■ HOW TO COMPLETE THIS TASK ■
In the World Breastfeeding Week article, condense the paragraph that begins "World Breastfeeding Week aims to celebrate" into a short bulleted list that keeps its main facts.

■ EXCERPTED PASSAGE ■
+-------+

Happy World Breastfeeding Week 2012

By Cindy Baker-Fox, RN, IBCLC, lactation consultant at CHOC Children’s

August 1-7 marks the 20th annual World Breastfeeding Week (WBW), a yearly event which began in 2002, by the World Alliance for Breastfeeding Action (WABA). World Breastfeeding Week is now recognized and celebrated in more than 170 countries worldwide. It commemorates the joint efforts of WHO (World Health Organization) and UNICEF in their collaboration and development of the Innocenti Declaration, a policy created to protect, promote, and support breastfeeding throughout the world. The Innocenti Declaration remains a cornerstone in guiding public and private breastfeeding policies, practices, and programs throughout every continent and most countries worldwide.

World Breastfeeding Week aims to celebrate this historic event and its ongoing impact on the health of babies and mothers around the world through breastfeeding awareness, education, and support. The theme of World Breastfeeding Week  2012 is “Understanding the Past—Planning the Future.”  It is a time to reflect on the progress made in breastfeeding promotion and education and the ongoing efforts that are still to be made.

+-------+

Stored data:
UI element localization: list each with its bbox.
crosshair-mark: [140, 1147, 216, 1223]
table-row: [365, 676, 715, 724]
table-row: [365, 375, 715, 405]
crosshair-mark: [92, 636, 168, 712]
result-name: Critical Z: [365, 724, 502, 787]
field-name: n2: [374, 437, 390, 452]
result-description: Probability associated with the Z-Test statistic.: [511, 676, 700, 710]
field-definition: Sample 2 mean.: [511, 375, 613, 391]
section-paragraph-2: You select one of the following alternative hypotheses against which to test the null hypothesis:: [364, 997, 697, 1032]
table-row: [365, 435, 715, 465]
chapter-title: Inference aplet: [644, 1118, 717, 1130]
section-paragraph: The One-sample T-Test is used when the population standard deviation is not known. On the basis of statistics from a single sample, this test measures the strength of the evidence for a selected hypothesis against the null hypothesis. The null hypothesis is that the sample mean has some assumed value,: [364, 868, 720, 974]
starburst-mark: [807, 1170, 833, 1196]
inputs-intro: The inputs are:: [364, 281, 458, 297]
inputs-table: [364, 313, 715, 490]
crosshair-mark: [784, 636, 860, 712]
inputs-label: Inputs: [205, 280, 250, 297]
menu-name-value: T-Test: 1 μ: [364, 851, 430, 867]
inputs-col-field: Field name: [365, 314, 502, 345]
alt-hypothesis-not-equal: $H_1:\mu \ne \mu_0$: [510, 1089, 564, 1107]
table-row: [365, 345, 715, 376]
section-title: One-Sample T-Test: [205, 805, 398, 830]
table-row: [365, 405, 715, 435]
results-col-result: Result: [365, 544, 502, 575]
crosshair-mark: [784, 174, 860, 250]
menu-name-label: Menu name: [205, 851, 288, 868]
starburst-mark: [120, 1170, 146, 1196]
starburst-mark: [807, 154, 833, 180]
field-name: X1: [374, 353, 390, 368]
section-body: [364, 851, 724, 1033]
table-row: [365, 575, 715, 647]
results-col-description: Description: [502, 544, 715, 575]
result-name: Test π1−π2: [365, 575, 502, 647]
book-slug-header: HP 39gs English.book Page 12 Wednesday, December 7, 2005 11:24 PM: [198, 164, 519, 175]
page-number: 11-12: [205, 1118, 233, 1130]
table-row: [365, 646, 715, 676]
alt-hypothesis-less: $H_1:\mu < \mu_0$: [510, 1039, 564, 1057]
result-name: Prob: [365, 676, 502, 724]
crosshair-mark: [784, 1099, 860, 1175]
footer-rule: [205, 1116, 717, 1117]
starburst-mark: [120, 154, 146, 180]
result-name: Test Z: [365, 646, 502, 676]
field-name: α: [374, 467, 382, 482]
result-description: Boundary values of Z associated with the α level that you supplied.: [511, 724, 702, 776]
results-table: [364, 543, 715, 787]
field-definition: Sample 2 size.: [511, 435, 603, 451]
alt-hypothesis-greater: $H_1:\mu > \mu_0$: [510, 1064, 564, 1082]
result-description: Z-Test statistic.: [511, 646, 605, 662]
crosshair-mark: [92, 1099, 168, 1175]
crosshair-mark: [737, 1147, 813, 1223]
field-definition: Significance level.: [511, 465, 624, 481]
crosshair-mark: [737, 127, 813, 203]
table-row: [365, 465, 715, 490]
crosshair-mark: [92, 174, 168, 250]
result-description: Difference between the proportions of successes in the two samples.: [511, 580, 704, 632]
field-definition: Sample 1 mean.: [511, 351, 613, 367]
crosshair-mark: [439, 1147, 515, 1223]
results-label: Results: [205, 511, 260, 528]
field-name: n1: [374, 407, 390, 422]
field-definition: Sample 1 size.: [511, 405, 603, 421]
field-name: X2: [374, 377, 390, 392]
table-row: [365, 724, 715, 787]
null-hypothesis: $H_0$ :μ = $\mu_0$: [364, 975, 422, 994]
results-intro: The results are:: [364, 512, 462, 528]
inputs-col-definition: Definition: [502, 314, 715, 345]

+-------+

■ ANSWER AREA ■
- World Breastfeeding Week celebrates this historic event and its ongoing effect on the health of babies and mothers worldwide.
- It does so through breastfeeding awareness, education, and support.
- The 2012 theme is "Understanding the Past—Planning the Future."
- The week is a time to reflect on progress in breastfeeding promotion and education and on the efforts still to be made.